__THE RECORDS__
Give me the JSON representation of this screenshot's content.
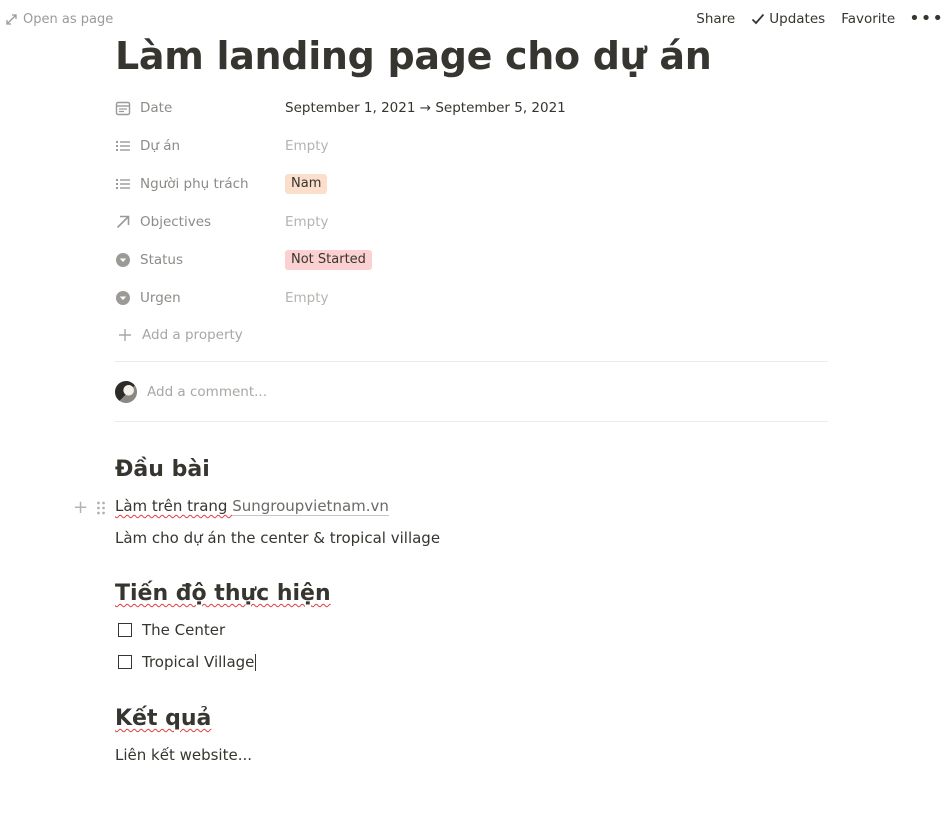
{
  "topbar": {
    "open_as_page": "Open as page",
    "share": "Share",
    "updates": "Updates",
    "favorite": "Favorite",
    "more": "•••"
  },
  "page": {
    "title": "Làm landing page cho dự án"
  },
  "properties": [
    {
      "name": "Date",
      "icon": "calendar-icon",
      "value": "September 1, 2021 → September 5, 2021",
      "empty": false
    },
    {
      "name": "Dự án",
      "icon": "list-icon",
      "value": "Empty",
      "empty": true
    },
    {
      "name": "Người phụ trách",
      "icon": "list-icon",
      "value": "Nam",
      "empty": false,
      "tag_bg": "#fbdfcc"
    },
    {
      "name": "Objectives",
      "icon": "arrow-up-right-icon",
      "value": "Empty",
      "empty": true
    },
    {
      "name": "Status",
      "icon": "select-icon",
      "value": "Not Started",
      "empty": false,
      "tag_bg": "#fbd0d0"
    },
    {
      "name": "Urgen",
      "icon": "select-icon",
      "value": "Empty",
      "empty": true
    }
  ],
  "add_property": "Add a property",
  "comment_placeholder": "Add a comment...",
  "sections": {
    "dau_bai": {
      "heading": "Đầu bài",
      "line1_prefix": "Làm trên trang ",
      "line1_link": "Sungroupvietnam.vn",
      "line2": "Làm cho dự án the center & tropical village"
    },
    "tien_do": {
      "heading": "Tiến độ thực hiện",
      "todos": [
        "The Center",
        "Tropical Village"
      ]
    },
    "ket_qua": {
      "heading": "Kết quả",
      "text": "Liên kết website..."
    }
  },
  "colors": {
    "text": "#37352f",
    "muted": "#9b9a97",
    "tag_orange": "#fbdfcc",
    "tag_red": "#fbd0d0"
  }
}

__GOAL OF THE EXERCISE__
Write out the whole listing again, exactly, with no pictures.

__WRITTEN REPLY__
Give me the JSON representation of this screenshot's content.
{
  "topbar": {
    "open_as_page": "Open as page",
    "share": "Share",
    "updates": "Updates",
    "favorite": "Favorite",
    "more": "•••"
  },
  "page": {
    "title": "Làm landing page cho dự án"
  },
  "properties": [
    {
      "name": "Date",
      "icon": "calendar-icon",
      "value": "September 1, 2021 → September 5, 2021",
      "empty": false
    },
    {
      "name": "Dự án",
      "icon": "list-icon",
      "value": "Empty",
      "empty": true
    },
    {
      "name": "Người phụ trách",
      "icon": "list-icon",
      "value": "Nam",
      "empty": false,
      "tag_bg": "#fbdfcc"
    },
    {
      "name": "Objectives",
      "icon": "arrow-up-right-icon",
      "value": "Empty",
      "empty": true
    },
    {
      "name": "Status",
      "icon": "select-icon",
      "value": "Not Started",
      "empty": false,
      "tag_bg": "#fbd0d0"
    },
    {
      "name": "Urgen",
      "icon": "select-icon",
      "value": "Empty",
      "empty": true
    }
  ],
  "add_property": "Add a property",
  "comment_placeholder": "Add a comment...",
  "sections": {
    "dau_bai": {
      "heading": "Đầu bài",
      "line1_prefix": "Làm trên trang ",
      "line1_link": "Sungroupvietnam.vn",
      "line2": "Làm cho dự án the center & tropical village"
    },
    "tien_do": {
      "heading": "Tiến độ thực hiện",
      "todos": [
        "The Center",
        "Tropical Village"
      ]
    },
    "ket_qua": {
      "heading": "Kết quả",
      "text": "Liên kết website..."
    }
  },
  "colors": {
    "text": "#37352f",
    "muted": "#9b9a97",
    "tag_orange": "#fbdfcc",
    "tag_red": "#fbd0d0"
  }
}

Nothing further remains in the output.